Short task: Report how many lines contain the word "resultados"; answer with the number only.

Material for the task:
_ _ _ _

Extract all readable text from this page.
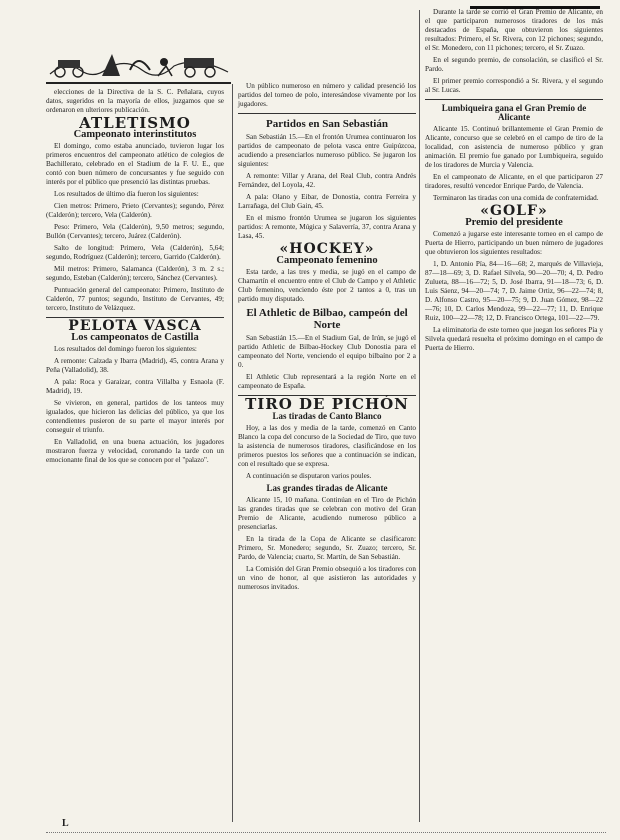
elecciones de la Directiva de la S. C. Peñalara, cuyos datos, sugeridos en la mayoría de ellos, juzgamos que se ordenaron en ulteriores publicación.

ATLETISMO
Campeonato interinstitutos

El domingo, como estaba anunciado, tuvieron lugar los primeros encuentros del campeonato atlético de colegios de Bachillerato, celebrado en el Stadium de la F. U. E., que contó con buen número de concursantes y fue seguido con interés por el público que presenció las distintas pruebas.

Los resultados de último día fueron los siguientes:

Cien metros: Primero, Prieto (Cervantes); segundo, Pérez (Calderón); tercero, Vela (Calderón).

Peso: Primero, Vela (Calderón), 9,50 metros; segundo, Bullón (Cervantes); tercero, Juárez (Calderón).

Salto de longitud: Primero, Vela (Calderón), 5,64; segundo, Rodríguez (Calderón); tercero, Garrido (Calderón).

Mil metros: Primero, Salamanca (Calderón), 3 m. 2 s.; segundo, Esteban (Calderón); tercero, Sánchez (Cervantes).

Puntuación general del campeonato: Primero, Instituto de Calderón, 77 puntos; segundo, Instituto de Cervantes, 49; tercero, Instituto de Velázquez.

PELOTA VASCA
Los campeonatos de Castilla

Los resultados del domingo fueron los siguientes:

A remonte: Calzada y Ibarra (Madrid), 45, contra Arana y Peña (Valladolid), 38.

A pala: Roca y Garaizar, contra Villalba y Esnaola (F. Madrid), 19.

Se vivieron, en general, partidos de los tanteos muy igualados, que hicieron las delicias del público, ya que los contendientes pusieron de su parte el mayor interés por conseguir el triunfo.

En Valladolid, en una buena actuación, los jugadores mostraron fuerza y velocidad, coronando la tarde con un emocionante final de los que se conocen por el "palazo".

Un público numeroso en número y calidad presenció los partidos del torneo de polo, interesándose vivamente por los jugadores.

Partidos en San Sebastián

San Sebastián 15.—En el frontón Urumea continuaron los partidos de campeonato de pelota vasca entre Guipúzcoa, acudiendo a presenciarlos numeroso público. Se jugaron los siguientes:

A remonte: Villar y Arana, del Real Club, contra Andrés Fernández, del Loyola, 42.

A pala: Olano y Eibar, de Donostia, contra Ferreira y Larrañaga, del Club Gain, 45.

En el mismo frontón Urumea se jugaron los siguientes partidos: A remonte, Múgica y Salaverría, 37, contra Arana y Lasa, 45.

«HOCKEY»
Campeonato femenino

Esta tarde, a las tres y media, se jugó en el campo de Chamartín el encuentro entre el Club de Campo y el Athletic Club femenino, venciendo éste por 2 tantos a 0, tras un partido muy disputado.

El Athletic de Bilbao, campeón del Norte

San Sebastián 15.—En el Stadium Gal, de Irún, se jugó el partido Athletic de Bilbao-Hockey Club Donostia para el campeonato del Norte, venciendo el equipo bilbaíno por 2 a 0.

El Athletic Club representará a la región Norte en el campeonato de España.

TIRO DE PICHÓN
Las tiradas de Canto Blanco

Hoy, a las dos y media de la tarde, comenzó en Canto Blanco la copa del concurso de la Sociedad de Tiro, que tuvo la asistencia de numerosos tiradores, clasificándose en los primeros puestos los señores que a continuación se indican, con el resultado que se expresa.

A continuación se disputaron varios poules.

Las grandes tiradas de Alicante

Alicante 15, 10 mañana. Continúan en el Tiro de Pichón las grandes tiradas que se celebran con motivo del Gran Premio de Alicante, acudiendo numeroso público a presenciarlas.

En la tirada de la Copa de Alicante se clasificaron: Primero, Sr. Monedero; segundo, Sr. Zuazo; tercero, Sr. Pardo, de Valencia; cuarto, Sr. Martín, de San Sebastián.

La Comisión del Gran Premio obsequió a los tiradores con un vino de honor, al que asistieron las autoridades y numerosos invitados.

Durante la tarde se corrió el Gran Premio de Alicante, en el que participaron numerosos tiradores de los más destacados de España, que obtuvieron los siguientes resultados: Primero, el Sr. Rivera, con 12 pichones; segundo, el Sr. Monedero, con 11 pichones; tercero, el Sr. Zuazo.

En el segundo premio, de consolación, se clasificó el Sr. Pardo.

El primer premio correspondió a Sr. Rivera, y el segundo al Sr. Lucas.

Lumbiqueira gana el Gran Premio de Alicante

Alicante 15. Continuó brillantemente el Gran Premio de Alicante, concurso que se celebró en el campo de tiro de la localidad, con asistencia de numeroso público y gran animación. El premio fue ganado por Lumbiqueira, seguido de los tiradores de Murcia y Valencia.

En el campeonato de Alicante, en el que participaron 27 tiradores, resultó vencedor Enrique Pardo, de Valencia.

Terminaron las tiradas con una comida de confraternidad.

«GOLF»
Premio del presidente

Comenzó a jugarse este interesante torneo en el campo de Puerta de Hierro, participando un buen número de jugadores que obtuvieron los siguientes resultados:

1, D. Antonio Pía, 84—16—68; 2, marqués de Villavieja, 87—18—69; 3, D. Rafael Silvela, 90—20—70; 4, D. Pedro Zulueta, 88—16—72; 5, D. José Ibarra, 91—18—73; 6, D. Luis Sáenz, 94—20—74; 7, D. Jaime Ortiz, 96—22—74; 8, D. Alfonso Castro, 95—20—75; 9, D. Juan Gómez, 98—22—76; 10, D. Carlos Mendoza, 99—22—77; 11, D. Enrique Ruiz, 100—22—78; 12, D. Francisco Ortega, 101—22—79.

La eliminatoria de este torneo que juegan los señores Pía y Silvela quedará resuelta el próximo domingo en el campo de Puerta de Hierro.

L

_ _ _ _

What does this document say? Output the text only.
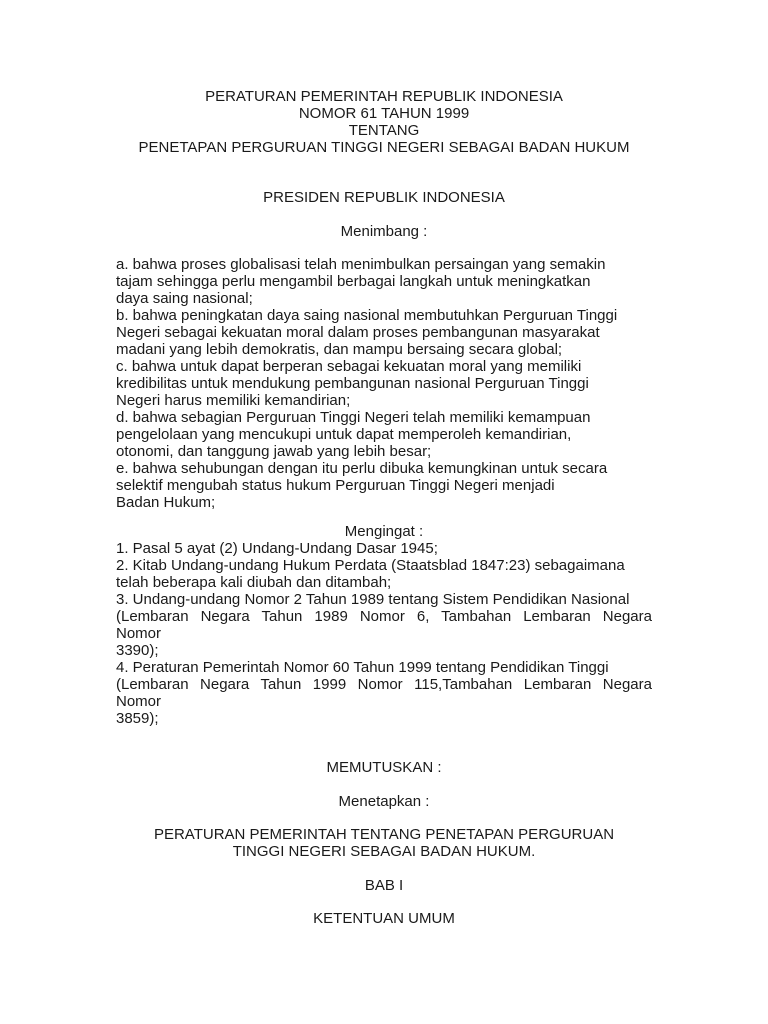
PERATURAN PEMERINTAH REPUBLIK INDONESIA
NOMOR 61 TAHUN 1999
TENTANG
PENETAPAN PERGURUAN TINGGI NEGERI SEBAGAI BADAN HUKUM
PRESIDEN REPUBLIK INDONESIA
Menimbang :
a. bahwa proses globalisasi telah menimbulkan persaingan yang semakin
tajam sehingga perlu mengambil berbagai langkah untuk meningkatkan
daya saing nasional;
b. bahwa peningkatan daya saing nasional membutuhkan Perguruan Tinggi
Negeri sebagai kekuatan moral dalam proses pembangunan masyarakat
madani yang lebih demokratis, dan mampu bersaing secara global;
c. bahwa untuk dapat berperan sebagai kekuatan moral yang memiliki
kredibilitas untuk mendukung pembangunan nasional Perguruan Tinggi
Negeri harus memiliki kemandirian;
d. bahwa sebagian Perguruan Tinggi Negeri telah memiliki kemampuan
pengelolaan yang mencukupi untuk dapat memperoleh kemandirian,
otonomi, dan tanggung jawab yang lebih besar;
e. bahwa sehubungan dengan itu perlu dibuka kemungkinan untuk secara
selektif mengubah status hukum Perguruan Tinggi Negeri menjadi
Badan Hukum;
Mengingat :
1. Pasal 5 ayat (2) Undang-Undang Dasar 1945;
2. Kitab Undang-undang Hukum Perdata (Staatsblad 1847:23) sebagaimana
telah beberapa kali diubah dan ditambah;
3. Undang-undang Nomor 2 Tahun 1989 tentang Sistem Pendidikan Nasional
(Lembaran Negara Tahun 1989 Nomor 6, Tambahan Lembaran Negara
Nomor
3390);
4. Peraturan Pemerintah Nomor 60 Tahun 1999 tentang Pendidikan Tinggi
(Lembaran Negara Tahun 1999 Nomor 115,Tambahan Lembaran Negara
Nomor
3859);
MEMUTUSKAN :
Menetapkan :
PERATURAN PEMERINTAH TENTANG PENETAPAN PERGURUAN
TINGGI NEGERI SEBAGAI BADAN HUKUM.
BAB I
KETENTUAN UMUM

_ _ _ _

Solution for this task: 4